<<<<

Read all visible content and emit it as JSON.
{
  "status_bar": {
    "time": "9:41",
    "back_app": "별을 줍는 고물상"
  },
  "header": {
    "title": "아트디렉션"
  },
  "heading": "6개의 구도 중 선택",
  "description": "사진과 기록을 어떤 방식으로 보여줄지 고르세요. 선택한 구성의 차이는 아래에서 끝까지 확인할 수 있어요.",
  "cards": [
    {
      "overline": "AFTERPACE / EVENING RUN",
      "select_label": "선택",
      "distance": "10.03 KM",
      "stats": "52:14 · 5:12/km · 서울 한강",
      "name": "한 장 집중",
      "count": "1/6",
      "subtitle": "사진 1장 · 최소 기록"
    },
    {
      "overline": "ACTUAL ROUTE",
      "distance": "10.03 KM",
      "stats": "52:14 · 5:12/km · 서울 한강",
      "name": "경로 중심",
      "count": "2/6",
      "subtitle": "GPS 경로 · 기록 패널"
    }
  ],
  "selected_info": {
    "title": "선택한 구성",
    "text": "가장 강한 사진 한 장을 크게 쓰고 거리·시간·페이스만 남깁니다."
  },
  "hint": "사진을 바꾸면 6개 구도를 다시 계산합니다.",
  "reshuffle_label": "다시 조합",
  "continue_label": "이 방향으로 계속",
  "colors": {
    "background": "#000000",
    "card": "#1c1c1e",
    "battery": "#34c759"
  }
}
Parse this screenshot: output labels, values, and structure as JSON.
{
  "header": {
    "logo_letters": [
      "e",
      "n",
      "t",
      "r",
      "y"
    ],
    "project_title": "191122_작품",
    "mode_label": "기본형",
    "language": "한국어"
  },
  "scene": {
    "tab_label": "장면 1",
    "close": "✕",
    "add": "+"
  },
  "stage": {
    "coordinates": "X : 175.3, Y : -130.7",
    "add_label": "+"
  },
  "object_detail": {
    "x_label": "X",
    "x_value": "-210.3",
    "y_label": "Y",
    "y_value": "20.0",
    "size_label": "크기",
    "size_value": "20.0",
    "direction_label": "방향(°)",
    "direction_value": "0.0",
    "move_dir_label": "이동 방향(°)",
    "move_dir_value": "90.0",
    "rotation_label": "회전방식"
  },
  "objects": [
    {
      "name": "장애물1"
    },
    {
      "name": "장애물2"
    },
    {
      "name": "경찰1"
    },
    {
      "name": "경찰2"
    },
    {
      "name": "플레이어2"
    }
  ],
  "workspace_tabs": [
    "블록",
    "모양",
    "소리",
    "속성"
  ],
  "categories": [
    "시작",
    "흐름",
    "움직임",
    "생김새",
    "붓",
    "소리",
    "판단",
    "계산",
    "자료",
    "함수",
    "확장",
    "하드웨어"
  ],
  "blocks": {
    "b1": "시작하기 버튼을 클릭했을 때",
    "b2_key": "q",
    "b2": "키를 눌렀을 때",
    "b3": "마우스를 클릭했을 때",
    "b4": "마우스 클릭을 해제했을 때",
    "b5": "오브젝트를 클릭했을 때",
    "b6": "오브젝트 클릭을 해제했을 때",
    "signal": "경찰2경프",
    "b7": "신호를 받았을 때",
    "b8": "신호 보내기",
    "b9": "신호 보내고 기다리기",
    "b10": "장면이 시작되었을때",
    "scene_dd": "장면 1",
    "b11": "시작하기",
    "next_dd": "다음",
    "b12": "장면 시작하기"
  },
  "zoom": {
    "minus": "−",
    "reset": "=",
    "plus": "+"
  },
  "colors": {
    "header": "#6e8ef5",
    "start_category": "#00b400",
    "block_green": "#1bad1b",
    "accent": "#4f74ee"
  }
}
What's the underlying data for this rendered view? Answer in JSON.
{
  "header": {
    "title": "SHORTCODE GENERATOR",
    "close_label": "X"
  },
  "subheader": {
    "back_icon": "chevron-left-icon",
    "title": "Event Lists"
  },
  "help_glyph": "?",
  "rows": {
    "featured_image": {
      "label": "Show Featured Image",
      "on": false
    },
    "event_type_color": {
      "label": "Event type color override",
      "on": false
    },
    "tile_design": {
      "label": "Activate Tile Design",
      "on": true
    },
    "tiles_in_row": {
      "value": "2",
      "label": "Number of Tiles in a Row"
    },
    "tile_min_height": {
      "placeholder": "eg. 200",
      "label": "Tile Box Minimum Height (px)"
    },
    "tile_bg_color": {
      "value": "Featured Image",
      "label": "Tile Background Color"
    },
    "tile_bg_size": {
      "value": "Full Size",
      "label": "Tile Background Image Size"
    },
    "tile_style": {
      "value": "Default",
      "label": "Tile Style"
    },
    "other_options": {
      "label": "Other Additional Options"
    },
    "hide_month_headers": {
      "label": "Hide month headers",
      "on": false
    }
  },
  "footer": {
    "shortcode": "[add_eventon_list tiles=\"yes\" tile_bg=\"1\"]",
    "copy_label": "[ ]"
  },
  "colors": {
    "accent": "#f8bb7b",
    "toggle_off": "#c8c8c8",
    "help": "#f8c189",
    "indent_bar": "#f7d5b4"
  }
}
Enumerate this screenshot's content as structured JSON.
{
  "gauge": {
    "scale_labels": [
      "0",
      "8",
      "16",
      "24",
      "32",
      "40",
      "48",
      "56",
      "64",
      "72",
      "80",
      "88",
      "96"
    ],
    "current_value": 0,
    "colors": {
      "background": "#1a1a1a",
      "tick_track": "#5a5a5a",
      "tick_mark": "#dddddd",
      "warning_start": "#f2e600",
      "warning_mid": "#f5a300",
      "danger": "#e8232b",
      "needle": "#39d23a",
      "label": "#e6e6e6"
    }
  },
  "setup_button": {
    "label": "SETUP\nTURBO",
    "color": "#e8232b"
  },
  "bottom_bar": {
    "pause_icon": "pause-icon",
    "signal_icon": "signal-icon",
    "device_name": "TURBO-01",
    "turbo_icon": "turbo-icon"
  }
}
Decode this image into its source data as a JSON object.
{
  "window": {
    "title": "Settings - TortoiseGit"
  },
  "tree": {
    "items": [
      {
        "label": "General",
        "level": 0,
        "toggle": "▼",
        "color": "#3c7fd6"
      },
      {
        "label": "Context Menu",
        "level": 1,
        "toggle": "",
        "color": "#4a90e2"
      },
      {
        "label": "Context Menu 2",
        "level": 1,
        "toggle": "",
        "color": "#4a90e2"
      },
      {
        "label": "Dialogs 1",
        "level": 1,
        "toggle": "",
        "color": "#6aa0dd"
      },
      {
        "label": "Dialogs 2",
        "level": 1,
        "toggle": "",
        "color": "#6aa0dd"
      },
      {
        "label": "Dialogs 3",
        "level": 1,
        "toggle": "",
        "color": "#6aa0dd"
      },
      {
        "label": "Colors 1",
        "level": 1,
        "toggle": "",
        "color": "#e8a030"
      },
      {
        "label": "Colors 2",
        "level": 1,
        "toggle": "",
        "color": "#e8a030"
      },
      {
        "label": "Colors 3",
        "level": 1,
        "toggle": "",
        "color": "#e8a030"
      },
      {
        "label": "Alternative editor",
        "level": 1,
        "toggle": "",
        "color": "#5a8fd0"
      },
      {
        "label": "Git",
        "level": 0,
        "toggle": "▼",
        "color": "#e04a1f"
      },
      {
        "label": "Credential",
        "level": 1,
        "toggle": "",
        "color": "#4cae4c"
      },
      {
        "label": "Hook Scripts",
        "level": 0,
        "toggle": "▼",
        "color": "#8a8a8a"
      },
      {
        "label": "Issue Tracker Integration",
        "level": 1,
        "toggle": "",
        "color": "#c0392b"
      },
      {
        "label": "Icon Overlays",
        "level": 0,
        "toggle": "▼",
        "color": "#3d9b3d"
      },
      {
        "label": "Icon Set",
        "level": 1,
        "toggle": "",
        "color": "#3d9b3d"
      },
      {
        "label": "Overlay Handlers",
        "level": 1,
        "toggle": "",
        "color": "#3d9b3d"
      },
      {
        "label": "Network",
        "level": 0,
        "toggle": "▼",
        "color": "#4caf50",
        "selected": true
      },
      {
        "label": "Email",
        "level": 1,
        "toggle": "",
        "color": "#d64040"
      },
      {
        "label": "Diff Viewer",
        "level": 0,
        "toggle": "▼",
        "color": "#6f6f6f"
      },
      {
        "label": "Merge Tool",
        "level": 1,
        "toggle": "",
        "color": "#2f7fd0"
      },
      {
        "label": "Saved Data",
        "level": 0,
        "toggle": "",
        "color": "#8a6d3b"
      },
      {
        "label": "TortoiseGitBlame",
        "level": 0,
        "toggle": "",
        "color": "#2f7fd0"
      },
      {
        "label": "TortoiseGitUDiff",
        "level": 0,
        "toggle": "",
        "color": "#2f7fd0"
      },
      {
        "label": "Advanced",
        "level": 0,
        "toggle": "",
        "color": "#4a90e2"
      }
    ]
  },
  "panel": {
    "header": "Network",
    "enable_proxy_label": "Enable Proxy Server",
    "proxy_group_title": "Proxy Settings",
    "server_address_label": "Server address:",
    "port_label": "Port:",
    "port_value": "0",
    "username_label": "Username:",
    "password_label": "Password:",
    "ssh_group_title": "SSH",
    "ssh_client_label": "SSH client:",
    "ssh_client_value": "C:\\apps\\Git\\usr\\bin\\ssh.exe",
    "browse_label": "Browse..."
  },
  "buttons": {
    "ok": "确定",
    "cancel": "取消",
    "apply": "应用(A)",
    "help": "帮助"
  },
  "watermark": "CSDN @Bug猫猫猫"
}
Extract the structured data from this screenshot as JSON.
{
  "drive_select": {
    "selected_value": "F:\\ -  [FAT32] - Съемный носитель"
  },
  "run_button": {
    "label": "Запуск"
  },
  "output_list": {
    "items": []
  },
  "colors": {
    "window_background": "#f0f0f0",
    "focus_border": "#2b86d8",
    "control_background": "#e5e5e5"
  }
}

>>>>

● To do: Leave out every line before the one containing "Extract the structured"; set down that line and all remaining lines of the material exactly.

● Solution:
Extract the structured data from this screenshot as JSON.
{
  "drive_select": {
    "selected_value": "F:\\ -  [FAT32] - Съемный носитель"
  },
  "run_button": {
    "label": "Запуск"
  },
  "output_list": {
    "items": []
  },
  "colors": {
    "window_background": "#f0f0f0",
    "focus_border": "#2b86d8",
    "control_background": "#e5e5e5"
  }
}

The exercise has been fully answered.